------ Supplied records
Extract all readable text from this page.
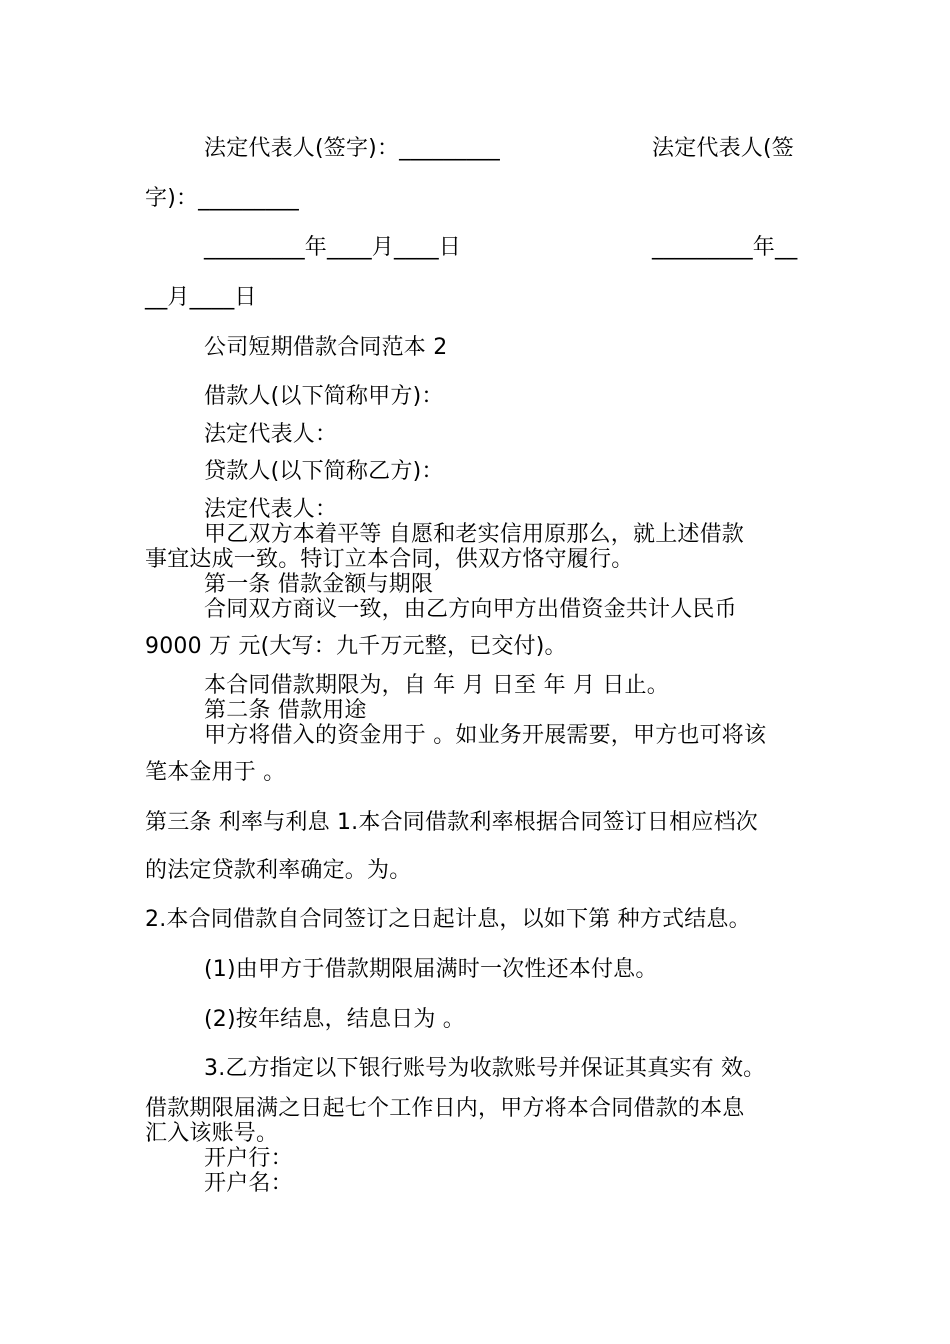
法定代表人(签字)：_________	法定代表人(签
字)：_________
_________年____月____日	_________年__
__月____日
公司短期借款合同范本 2
借款人(以下简称甲方)：
法定代表人：
贷款人(以下简称乙方)：
法定代表人：
甲乙双方本着平等 自愿和老实信用原那么，就上述借款
事宜达成一致。特订立本合同，供双方恪守履行。
第一条 借款金额与期限
合同双方商议一致，由乙方向甲方出借资金共计人民币
9000 万 元(大写：九千万元整，已交付)。
本合同借款期限为，自 年 月 日至 年 月 日止。
第二条 借款用途
甲方将借入的资金用于 。如业务开展需要，甲方也可将该
笔本金用于 。
第三条 利率与利息 1.本合同借款利率根据合同签订日相应档次
的法定贷款利率确定。为。
2.本合同借款自合同签订之日起计息，以如下第 种方式结息。
(1)由甲方于借款期限届满时一次性还本付息。
(2)按年结息，结息日为 。
3.乙方指定以下银行账号为收款账号并保证其真实有 效。
借款期限届满之日起七个工作日内，甲方将本合同借款的本息
汇入该账号。
开户行：
开户名：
------------
Aim of the exercise: Omitting all images, print the listing exactly.

Exercise response:
Extract all readable text from this page.
法定代表人(签字)：_________	法定代表人(签
字)：_________
_________年____月____日	_________年__
__月____日
公司短期借款合同范本 2
借款人(以下简称甲方)：
法定代表人：
贷款人(以下简称乙方)：
法定代表人：
甲乙双方本着平等 自愿和老实信用原那么，就上述借款
事宜达成一致。特订立本合同，供双方恪守履行。
第一条 借款金额与期限
合同双方商议一致，由乙方向甲方出借资金共计人民币
9000 万 元(大写：九千万元整，已交付)。
本合同借款期限为，自 年 月 日至 年 月 日止。
第二条 借款用途
甲方将借入的资金用于 。如业务开展需要，甲方也可将该
笔本金用于 。
第三条 利率与利息 1.本合同借款利率根据合同签订日相应档次
的法定贷款利率确定。为。
2.本合同借款自合同签订之日起计息，以如下第 种方式结息。
(1)由甲方于借款期限届满时一次性还本付息。
(2)按年结息，结息日为 。
3.乙方指定以下银行账号为收款账号并保证其真实有 效。
借款期限届满之日起七个工作日内，甲方将本合同借款的本息
汇入该账号。
开户行：
开户名：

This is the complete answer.